**INSTRUCTIONS FOR THE TASK:** Lift every line from the entries that includes the word "Base".

-- Start of ENTRIES PROVIDED --

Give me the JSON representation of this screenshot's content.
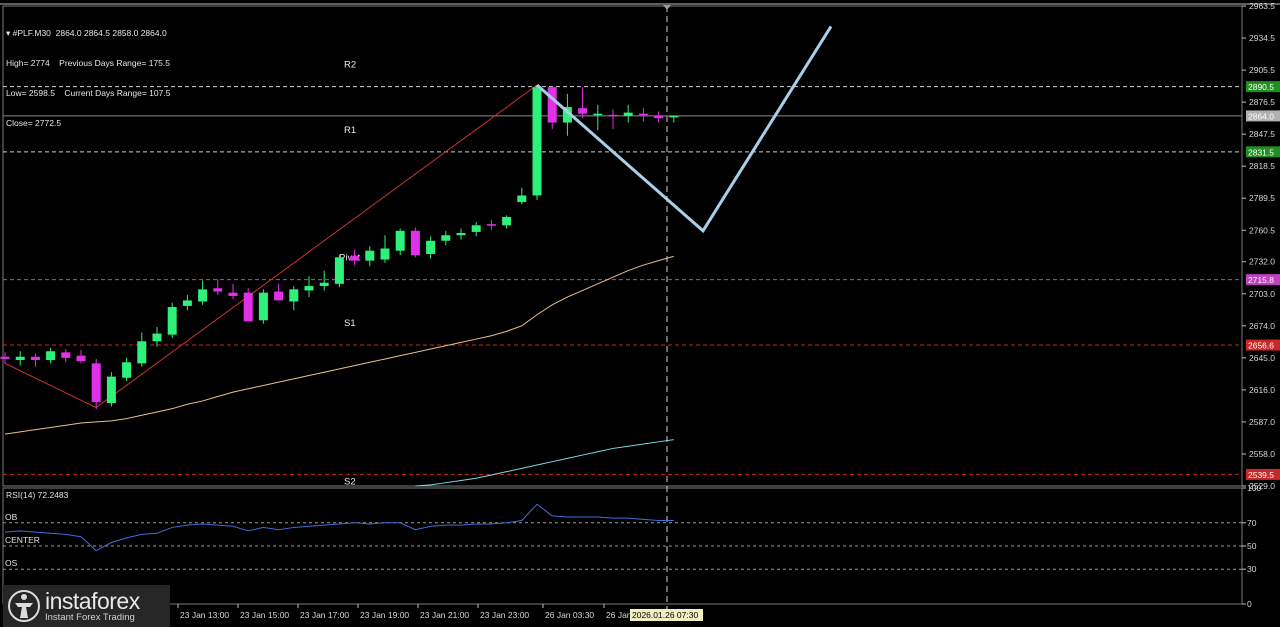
{
  "header": {
    "line1": "▾ #PLF.M30  2864.0 2864.5 2858.0 2864.0",
    "line2": "High= 2774    Previous Days Range= 175.5",
    "line3": "Low= 2598.5    Current Days Range= 107.5",
    "line4": "Close= 2772.5"
  },
  "logo": {
    "name": "instaforex",
    "tagline": "Instant Forex Trading"
  },
  "chart_data": {
    "type": "candlestick",
    "symbol": "#PLF.M30",
    "ylim": [
      2529.0,
      2963.5
    ],
    "price_ticks": [
      "2963.5",
      "2934.5",
      "2905.5",
      "2876.5",
      "2847.5",
      "2818.5",
      "2789.5",
      "2760.5",
      "2732.0",
      "2703.0",
      "2674.0",
      "2645.0",
      "2616.0",
      "2587.0",
      "2558.0",
      "2529.0"
    ],
    "levels": [
      {
        "label": "R2",
        "value": 2890.5,
        "price_label": "2890.5",
        "color": "#d0d0d0",
        "badge": "#1f8f1f"
      },
      {
        "label": "",
        "value": 2864.0,
        "price_label": "2864.0",
        "color": "#8a8a8a",
        "badge": "#b0b0b0"
      },
      {
        "label": "R1",
        "value": 2831.5,
        "price_label": "2831.5",
        "color": "#d0d0d0",
        "badge": "#1f8f1f"
      },
      {
        "label": "Pivot",
        "value": 2715.8,
        "price_label": "2715.8",
        "color": "#c040c0",
        "badge": "#c040c0"
      },
      {
        "label": "S1",
        "value": 2656.6,
        "price_label": "2656.6",
        "color": "#c82828",
        "badge": "#c82828"
      },
      {
        "label": "S2",
        "value": 2539.5,
        "price_label": "2539.5",
        "color": "#c82828",
        "badge": "#c82828"
      }
    ],
    "x_ticks": [
      "23 Jan 13:00",
      "23 Jan 15:00",
      "23 Jan 17:00",
      "23 Jan 19:00",
      "23 Jan 21:00",
      "23 Jan 23:00",
      "26 Jan 03:30",
      "26 Jan"
    ],
    "cursor_time": "2026.01.26 07:30",
    "candles": [
      {
        "o": 2646,
        "h": 2650,
        "l": 2640,
        "c": 2644
      },
      {
        "o": 2643,
        "h": 2651,
        "l": 2638,
        "c": 2646
      },
      {
        "o": 2646,
        "h": 2649,
        "l": 2637,
        "c": 2643
      },
      {
        "o": 2643,
        "h": 2654,
        "l": 2640,
        "c": 2651
      },
      {
        "o": 2650,
        "h": 2653,
        "l": 2641,
        "c": 2645
      },
      {
        "o": 2647,
        "h": 2652,
        "l": 2640,
        "c": 2642
      },
      {
        "o": 2640,
        "h": 2644,
        "l": 2598.5,
        "c": 2605
      },
      {
        "o": 2604,
        "h": 2632,
        "l": 2601,
        "c": 2628
      },
      {
        "o": 2627,
        "h": 2645,
        "l": 2624,
        "c": 2641
      },
      {
        "o": 2640,
        "h": 2668,
        "l": 2637,
        "c": 2660
      },
      {
        "o": 2660,
        "h": 2673,
        "l": 2655,
        "c": 2667
      },
      {
        "o": 2666,
        "h": 2695,
        "l": 2663,
        "c": 2691
      },
      {
        "o": 2692,
        "h": 2702,
        "l": 2688,
        "c": 2697
      },
      {
        "o": 2696,
        "h": 2715,
        "l": 2693,
        "c": 2707
      },
      {
        "o": 2708,
        "h": 2716,
        "l": 2702,
        "c": 2705
      },
      {
        "o": 2704,
        "h": 2712,
        "l": 2698,
        "c": 2701
      },
      {
        "o": 2704,
        "h": 2708,
        "l": 2682,
        "c": 2678
      },
      {
        "o": 2679,
        "h": 2707,
        "l": 2676,
        "c": 2704
      },
      {
        "o": 2705,
        "h": 2712,
        "l": 2698,
        "c": 2697
      },
      {
        "o": 2696,
        "h": 2710,
        "l": 2688,
        "c": 2707
      },
      {
        "o": 2706,
        "h": 2719,
        "l": 2700,
        "c": 2710
      },
      {
        "o": 2710,
        "h": 2724,
        "l": 2706,
        "c": 2713
      },
      {
        "o": 2712,
        "h": 2738,
        "l": 2709,
        "c": 2736
      },
      {
        "o": 2737,
        "h": 2743,
        "l": 2729,
        "c": 2733
      },
      {
        "o": 2733,
        "h": 2746,
        "l": 2728,
        "c": 2742
      },
      {
        "o": 2734,
        "h": 2756,
        "l": 2731,
        "c": 2744
      },
      {
        "o": 2742,
        "h": 2762,
        "l": 2738,
        "c": 2760
      },
      {
        "o": 2760,
        "h": 2763,
        "l": 2736,
        "c": 2738
      },
      {
        "o": 2739,
        "h": 2755,
        "l": 2735,
        "c": 2751
      },
      {
        "o": 2751,
        "h": 2760,
        "l": 2747,
        "c": 2756
      },
      {
        "o": 2756,
        "h": 2762,
        "l": 2752,
        "c": 2758
      },
      {
        "o": 2759,
        "h": 2768,
        "l": 2755,
        "c": 2765
      },
      {
        "o": 2766,
        "h": 2770,
        "l": 2761,
        "c": 2765
      },
      {
        "o": 2765,
        "h": 2774,
        "l": 2762,
        "c": 2772.5
      },
      {
        "o": 2786,
        "h": 2799,
        "l": 2784,
        "c": 2792
      },
      {
        "o": 2792,
        "h": 2892,
        "l": 2788,
        "c": 2890
      },
      {
        "o": 2890,
        "h": 2886,
        "l": 2852,
        "c": 2858
      },
      {
        "o": 2858,
        "h": 2884,
        "l": 2846,
        "c": 2872
      },
      {
        "o": 2871,
        "h": 2890,
        "l": 2862,
        "c": 2866
      },
      {
        "o": 2865,
        "h": 2874,
        "l": 2851,
        "c": 2866
      },
      {
        "o": 2865,
        "h": 2870,
        "l": 2852,
        "c": 2864
      },
      {
        "o": 2864,
        "h": 2874,
        "l": 2858,
        "c": 2867
      },
      {
        "o": 2866,
        "h": 2871,
        "l": 2859,
        "c": 2865
      },
      {
        "o": 2864,
        "h": 2868,
        "l": 2858,
        "c": 2862
      },
      {
        "o": 2864,
        "h": 2864.5,
        "l": 2858,
        "c": 2864
      }
    ],
    "ma_slow": [
      2576,
      2578,
      2580,
      2582,
      2584,
      2586,
      2587,
      2588,
      2590,
      2593,
      2596,
      2599,
      2603,
      2606,
      2610,
      2614,
      2617,
      2620,
      2623,
      2626,
      2629,
      2632,
      2635,
      2638,
      2641,
      2644,
      2647,
      2650,
      2653,
      2656,
      2659,
      2662,
      2665,
      2669,
      2674,
      2684,
      2693,
      2700,
      2706,
      2712,
      2718,
      2724,
      2729,
      2733,
      2737
    ],
    "ma_fast_start": 27,
    "ma_fast": [
      2529,
      2530,
      2532,
      2534,
      2536,
      2539,
      2542,
      2545,
      2548,
      2551,
      2554,
      2557,
      2560,
      2563,
      2565,
      2567,
      2569,
      2571
    ],
    "zigzag": [
      {
        "i": 0,
        "p": 2640
      },
      {
        "i": 6,
        "p": 2600
      },
      {
        "i": 35,
        "p": 2892
      }
    ],
    "forecast": [
      {
        "x": 2892,
        "t": 0
      },
      {
        "x": 2760,
        "t": 1
      },
      {
        "x": 2945,
        "t": 2
      }
    ],
    "rsi": {
      "label": "RSI(14) 72.2483",
      "value": 72.2483,
      "levels": [
        {
          "label": "OB",
          "value": 70
        },
        {
          "label": "CENTER",
          "value": 50
        },
        {
          "label": "OS",
          "value": 30
        }
      ],
      "ticks": [
        "100",
        "70",
        "50",
        "30",
        "0"
      ],
      "values": [
        62,
        63,
        62,
        61,
        60,
        58,
        46,
        53,
        57,
        60,
        61,
        66,
        68,
        69,
        68,
        67,
        63,
        66,
        64,
        66,
        67,
        68,
        69,
        70,
        69,
        70,
        70,
        64,
        67,
        68,
        68,
        69,
        69,
        70,
        72,
        86,
        76,
        75,
        75,
        75,
        74,
        74,
        73,
        72,
        72
      ]
    }
  }
}
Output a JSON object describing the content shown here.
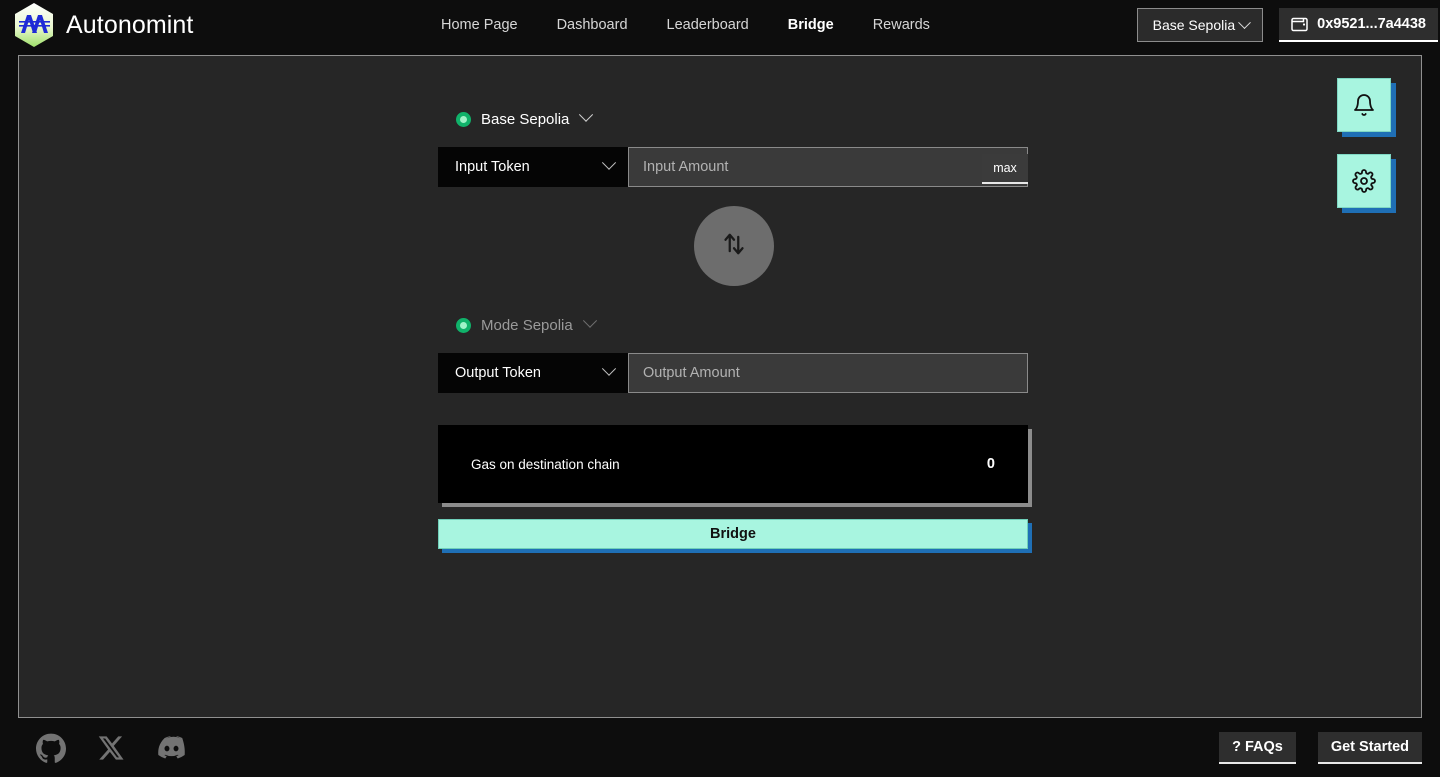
{
  "header": {
    "brand_name": "Autonomint",
    "logo_icon": "autonomint-hex-logo",
    "nav": [
      {
        "label": "Home Page",
        "active": false
      },
      {
        "label": "Dashboard",
        "active": false
      },
      {
        "label": "Leaderboard",
        "active": false
      },
      {
        "label": "Bridge",
        "active": true
      },
      {
        "label": "Rewards",
        "active": false
      }
    ],
    "network_selector": {
      "label": "Base Sepolia",
      "icon": "chevron-down-icon"
    },
    "wallet": {
      "address": "0x9521...7a4438",
      "icon": "wallet-icon"
    }
  },
  "side_buttons": [
    {
      "name": "notifications",
      "icon": "bell-icon"
    },
    {
      "name": "settings",
      "icon": "gear-icon"
    }
  ],
  "bridge": {
    "source": {
      "chain_label": "Base Sepolia",
      "chain_chevron": "chevron-down-icon",
      "token_label": "Input Token",
      "token_chevron": "chevron-down-icon",
      "amount_value": "",
      "amount_placeholder": "Input Amount",
      "max_label": "max"
    },
    "swap": {
      "icon": "swap-vertical-arrows-icon"
    },
    "destination": {
      "chain_label": "Mode Sepolia",
      "chain_chevron": "chevron-down-icon",
      "token_label": "Output Token",
      "token_chevron": "chevron-down-icon",
      "amount_value": "",
      "amount_placeholder": "Output Amount"
    },
    "gas": {
      "label": "Gas on destination chain",
      "value": "0"
    },
    "submit_label": "Bridge"
  },
  "footer": {
    "socials": [
      {
        "name": "github",
        "icon": "github-icon"
      },
      {
        "name": "x-twitter",
        "icon": "x-twitter-icon"
      },
      {
        "name": "discord",
        "icon": "discord-icon"
      }
    ],
    "faqs_label": "? FAQs",
    "get_started_label": "Get Started"
  },
  "colors": {
    "accent_mint": "#a8f5e0",
    "accent_blue_shadow": "#1f6fb5",
    "status_green": "#10b26a",
    "page_bg": "#0d0d0d",
    "panel_bg": "#262626"
  }
}
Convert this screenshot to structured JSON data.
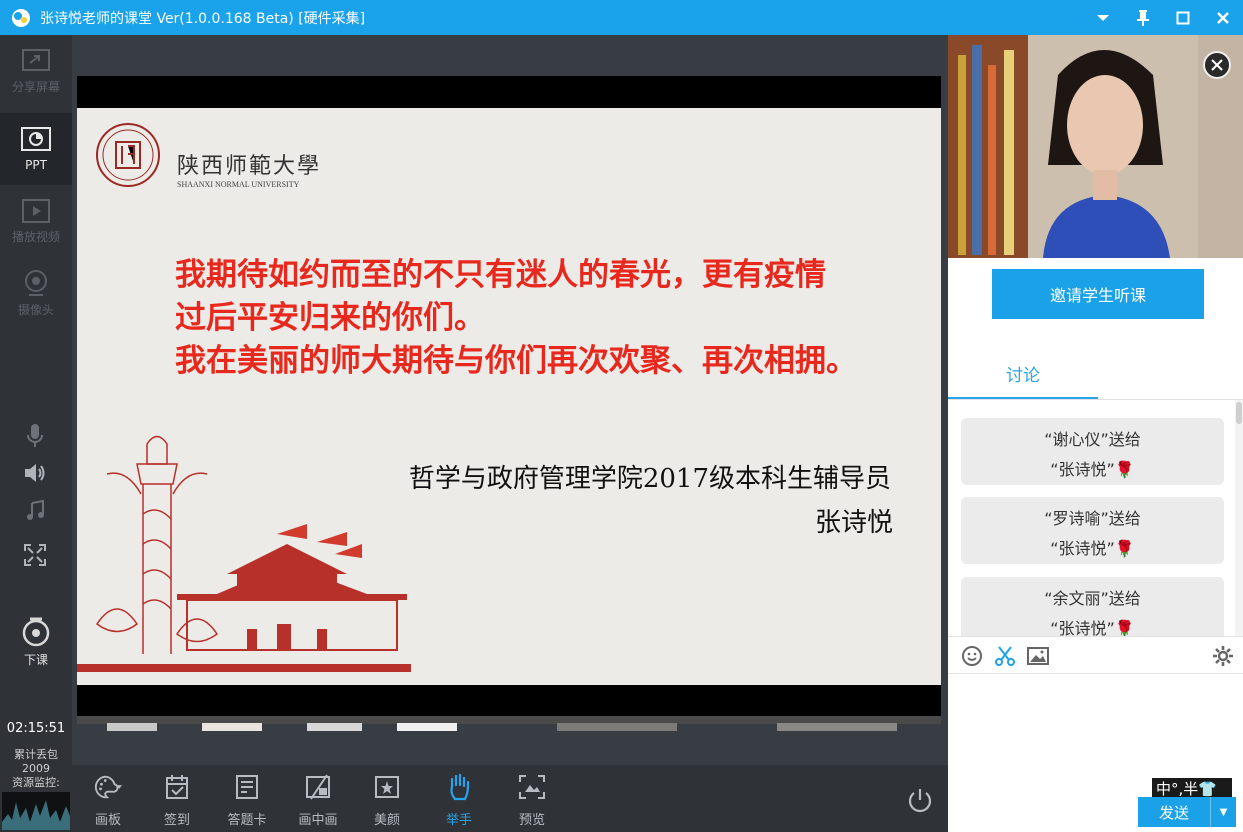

-- End of ENTRIES PROVIDED --

**PROBLEM SOLUTION:**
      "label": "Base Sepolia",
      "chain_label": "Base Sepolia",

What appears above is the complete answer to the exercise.